__Records to use__
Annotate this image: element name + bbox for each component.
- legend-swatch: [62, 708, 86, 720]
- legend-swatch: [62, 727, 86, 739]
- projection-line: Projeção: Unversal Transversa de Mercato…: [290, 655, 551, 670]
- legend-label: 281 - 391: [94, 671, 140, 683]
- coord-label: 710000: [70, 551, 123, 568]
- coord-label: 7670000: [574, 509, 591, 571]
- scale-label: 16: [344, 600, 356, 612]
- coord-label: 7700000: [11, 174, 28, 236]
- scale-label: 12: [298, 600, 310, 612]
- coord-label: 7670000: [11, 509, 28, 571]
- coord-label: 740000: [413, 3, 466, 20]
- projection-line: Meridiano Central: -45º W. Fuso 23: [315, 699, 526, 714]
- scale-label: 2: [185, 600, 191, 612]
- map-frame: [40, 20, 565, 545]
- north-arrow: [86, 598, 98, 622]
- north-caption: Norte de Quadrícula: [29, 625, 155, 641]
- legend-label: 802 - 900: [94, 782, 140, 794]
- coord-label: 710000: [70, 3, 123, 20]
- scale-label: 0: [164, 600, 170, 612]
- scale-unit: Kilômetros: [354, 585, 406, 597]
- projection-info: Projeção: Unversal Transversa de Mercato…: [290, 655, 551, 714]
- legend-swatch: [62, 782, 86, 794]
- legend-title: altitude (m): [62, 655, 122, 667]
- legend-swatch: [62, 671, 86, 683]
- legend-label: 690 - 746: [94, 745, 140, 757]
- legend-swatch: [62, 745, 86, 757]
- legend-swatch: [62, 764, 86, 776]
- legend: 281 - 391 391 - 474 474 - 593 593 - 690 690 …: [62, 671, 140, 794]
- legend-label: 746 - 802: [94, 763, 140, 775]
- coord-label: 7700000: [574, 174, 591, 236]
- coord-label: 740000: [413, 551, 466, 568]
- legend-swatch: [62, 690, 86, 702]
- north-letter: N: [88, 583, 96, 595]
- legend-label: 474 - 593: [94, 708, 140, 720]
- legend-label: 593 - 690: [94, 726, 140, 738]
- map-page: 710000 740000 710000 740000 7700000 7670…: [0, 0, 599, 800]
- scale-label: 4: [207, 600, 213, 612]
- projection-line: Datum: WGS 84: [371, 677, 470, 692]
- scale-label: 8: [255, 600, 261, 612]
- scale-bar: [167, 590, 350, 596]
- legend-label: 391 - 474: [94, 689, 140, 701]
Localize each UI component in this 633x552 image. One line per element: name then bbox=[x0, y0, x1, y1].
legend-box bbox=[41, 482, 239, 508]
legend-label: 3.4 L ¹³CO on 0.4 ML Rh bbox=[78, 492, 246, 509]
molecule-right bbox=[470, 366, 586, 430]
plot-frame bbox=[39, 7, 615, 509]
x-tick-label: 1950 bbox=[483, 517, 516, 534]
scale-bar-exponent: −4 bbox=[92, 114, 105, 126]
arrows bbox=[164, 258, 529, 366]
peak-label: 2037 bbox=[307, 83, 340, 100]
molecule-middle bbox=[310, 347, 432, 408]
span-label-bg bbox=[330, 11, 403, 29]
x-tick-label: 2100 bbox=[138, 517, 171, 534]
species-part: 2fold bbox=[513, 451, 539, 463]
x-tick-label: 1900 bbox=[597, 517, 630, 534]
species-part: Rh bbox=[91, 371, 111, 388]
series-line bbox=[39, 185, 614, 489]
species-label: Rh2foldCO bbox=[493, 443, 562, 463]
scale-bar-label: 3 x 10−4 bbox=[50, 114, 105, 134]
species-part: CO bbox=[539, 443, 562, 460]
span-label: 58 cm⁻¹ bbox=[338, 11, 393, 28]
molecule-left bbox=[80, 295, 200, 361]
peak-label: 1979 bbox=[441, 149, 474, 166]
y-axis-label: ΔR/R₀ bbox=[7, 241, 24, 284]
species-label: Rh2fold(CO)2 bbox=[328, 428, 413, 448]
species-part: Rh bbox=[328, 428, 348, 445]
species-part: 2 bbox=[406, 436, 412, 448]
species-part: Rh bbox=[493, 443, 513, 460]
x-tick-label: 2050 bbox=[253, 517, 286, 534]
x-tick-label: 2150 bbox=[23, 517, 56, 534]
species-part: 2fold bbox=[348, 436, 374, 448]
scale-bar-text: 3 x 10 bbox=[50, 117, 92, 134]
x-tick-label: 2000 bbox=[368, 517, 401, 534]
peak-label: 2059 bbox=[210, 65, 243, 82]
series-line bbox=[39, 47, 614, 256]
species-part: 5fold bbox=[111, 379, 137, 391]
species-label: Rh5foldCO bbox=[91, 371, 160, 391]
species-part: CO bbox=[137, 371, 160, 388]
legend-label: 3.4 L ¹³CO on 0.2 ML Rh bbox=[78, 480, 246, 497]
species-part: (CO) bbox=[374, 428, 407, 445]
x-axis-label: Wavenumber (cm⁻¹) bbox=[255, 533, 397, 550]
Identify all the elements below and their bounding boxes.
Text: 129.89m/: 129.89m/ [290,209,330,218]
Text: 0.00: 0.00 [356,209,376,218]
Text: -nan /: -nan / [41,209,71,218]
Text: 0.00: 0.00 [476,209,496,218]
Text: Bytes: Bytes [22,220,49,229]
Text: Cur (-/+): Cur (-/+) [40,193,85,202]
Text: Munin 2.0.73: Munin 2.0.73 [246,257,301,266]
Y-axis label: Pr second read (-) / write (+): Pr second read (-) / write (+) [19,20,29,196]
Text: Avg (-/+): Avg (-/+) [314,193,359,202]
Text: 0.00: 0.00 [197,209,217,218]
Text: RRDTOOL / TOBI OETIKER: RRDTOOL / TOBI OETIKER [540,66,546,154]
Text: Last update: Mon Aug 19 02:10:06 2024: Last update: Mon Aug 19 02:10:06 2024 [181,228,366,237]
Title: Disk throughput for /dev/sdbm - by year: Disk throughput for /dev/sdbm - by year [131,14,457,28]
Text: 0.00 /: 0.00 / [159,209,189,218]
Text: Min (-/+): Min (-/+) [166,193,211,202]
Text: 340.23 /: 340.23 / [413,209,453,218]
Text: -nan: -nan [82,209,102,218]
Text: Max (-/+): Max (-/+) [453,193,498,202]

__Set problem__
Copy all of the material above word for word.

__Response for this exercise__
Annotate this image: element name + bbox for each component.
- legend-swatch: [62, 708, 86, 720]
- legend-swatch: [62, 727, 86, 739]
- projection-line: Projeção: Unversal Transversa de Mercato…: [290, 655, 551, 670]
- legend-label: 281 - 391: [94, 671, 140, 683]
- coord-label: 710000: [70, 551, 123, 568]
- coord-label: 7670000: [574, 509, 591, 571]
- scale-label: 16: [344, 600, 356, 612]
- coord-label: 7700000: [11, 174, 28, 236]
- scale-label: 12: [298, 600, 310, 612]
- coord-label: 7670000: [11, 509, 28, 571]
- coord-label: 740000: [413, 3, 466, 20]
- projection-line: Meridiano Central: -45º W. Fuso 23: [315, 699, 526, 714]
- scale-label: 2: [185, 600, 191, 612]
- map-frame: [40, 20, 565, 545]
- north-arrow: [86, 598, 98, 622]
- north-caption: Norte de Quadrícula: [29, 625, 155, 641]
- legend-label: 802 - 900: [94, 782, 140, 794]
- coord-label: 710000: [70, 3, 123, 20]
- scale-label: 0: [164, 600, 170, 612]
- scale-unit: Kilômetros: [354, 585, 406, 597]
- projection-info: Projeção: Unversal Transversa de Mercato…: [290, 655, 551, 714]
- legend-swatch: [62, 782, 86, 794]
- legend-title: altitude (m): [62, 655, 122, 667]
- legend-swatch: [62, 671, 86, 683]
- legend-label: 690 - 746: [94, 745, 140, 757]
- legend-swatch: [62, 745, 86, 757]
- legend-swatch: [62, 764, 86, 776]
- legend: 281 - 391 391 - 474 474 - 593 593 - 690 690 …: [62, 671, 140, 794]
- legend-label: 746 - 802: [94, 763, 140, 775]
- coord-label: 7700000: [574, 174, 591, 236]
- coord-label: 740000: [413, 551, 466, 568]
- legend-swatch: [62, 690, 86, 702]
- north-letter: N: [88, 583, 96, 595]
- legend-label: 474 - 593: [94, 708, 140, 720]
- legend-label: 593 - 690: [94, 726, 140, 738]
- map-page: 710000 740000 710000 740000 7700000 7670…: [0, 0, 599, 800]
- scale-label: 4: [207, 600, 213, 612]
- projection-line: Datum: WGS 84: [371, 677, 470, 692]
- scale-label: 8: [255, 600, 261, 612]
- scale-bar: [167, 590, 350, 596]
- legend-label: 391 - 474: [94, 689, 140, 701]
Localize each UI component in this 633x552 image. One line per element: name then bbox=[x0, y0, x1, y1].
legend-box bbox=[41, 482, 239, 508]
legend-label: 3.4 L ¹³CO on 0.4 ML Rh bbox=[78, 492, 246, 509]
molecule-right bbox=[470, 366, 586, 430]
plot-frame bbox=[39, 7, 615, 509]
x-tick-label: 1950 bbox=[483, 517, 516, 534]
scale-bar-exponent: −4 bbox=[92, 114, 105, 126]
arrows bbox=[164, 258, 529, 366]
peak-label: 2037 bbox=[307, 83, 340, 100]
molecule-middle bbox=[310, 347, 432, 408]
span-label-bg bbox=[330, 11, 403, 29]
x-tick-label: 2100 bbox=[138, 517, 171, 534]
species-part: 2fold bbox=[513, 451, 539, 463]
x-tick-label: 1900 bbox=[597, 517, 630, 534]
species-part: Rh bbox=[91, 371, 111, 388]
series-line bbox=[39, 185, 614, 489]
species-label: Rh2foldCO bbox=[493, 443, 562, 463]
scale-bar-label: 3 x 10−4 bbox=[50, 114, 105, 134]
species-part: CO bbox=[539, 443, 562, 460]
span-label: 58 cm⁻¹ bbox=[338, 11, 393, 28]
molecule-left bbox=[80, 295, 200, 361]
peak-label: 1979 bbox=[441, 149, 474, 166]
y-axis-label: ΔR/R₀ bbox=[7, 241, 24, 284]
species-label: Rh2fold(CO)2 bbox=[328, 428, 413, 448]
species-part: Rh bbox=[328, 428, 348, 445]
species-part: 2 bbox=[406, 436, 412, 448]
species-part: Rh bbox=[493, 443, 513, 460]
x-tick-label: 2050 bbox=[253, 517, 286, 534]
x-tick-label: 2150 bbox=[23, 517, 56, 534]
species-part: 2fold bbox=[348, 436, 374, 448]
scale-bar-text: 3 x 10 bbox=[50, 117, 92, 134]
x-tick-label: 2000 bbox=[368, 517, 401, 534]
peak-label: 2059 bbox=[210, 65, 243, 82]
series-line bbox=[39, 47, 614, 256]
species-part: 5fold bbox=[111, 379, 137, 391]
species-label: Rh5foldCO bbox=[91, 371, 160, 391]
species-part: CO bbox=[137, 371, 160, 388]
legend-label: 3.4 L ¹³CO on 0.2 ML Rh bbox=[78, 480, 246, 497]
species-part: (CO) bbox=[374, 428, 407, 445]
x-axis-label: Wavenumber (cm⁻¹) bbox=[255, 533, 397, 550]
Identify all the elements below and their bounding boxes.
Text: 129.89m/: 129.89m/ [290,209,330,218]
Text: 0.00: 0.00 [356,209,376,218]
Text: -nan /: -nan / [41,209,71,218]
Text: 0.00: 0.00 [476,209,496,218]
Text: Bytes: Bytes [22,220,49,229]
Text: Cur (-/+): Cur (-/+) [40,193,85,202]
Text: Munin 2.0.73: Munin 2.0.73 [246,257,301,266]
Y-axis label: Pr second read (-) / write (+): Pr second read (-) / write (+) [19,20,29,196]
Text: Avg (-/+): Avg (-/+) [314,193,359,202]
Text: 0.00: 0.00 [197,209,217,218]
Text: RRDTOOL / TOBI OETIKER: RRDTOOL / TOBI OETIKER [540,66,546,154]
Text: Last update: Mon Aug 19 02:10:06 2024: Last update: Mon Aug 19 02:10:06 2024 [181,228,366,237]
Title: Disk throughput for /dev/sdbm - by year: Disk throughput for /dev/sdbm - by year [131,14,457,28]
Text: 0.00 /: 0.00 / [159,209,189,218]
Text: Min (-/+): Min (-/+) [166,193,211,202]
Text: 340.23 /: 340.23 / [413,209,453,218]
Text: -nan: -nan [82,209,102,218]
Text: Max (-/+): Max (-/+) [453,193,498,202]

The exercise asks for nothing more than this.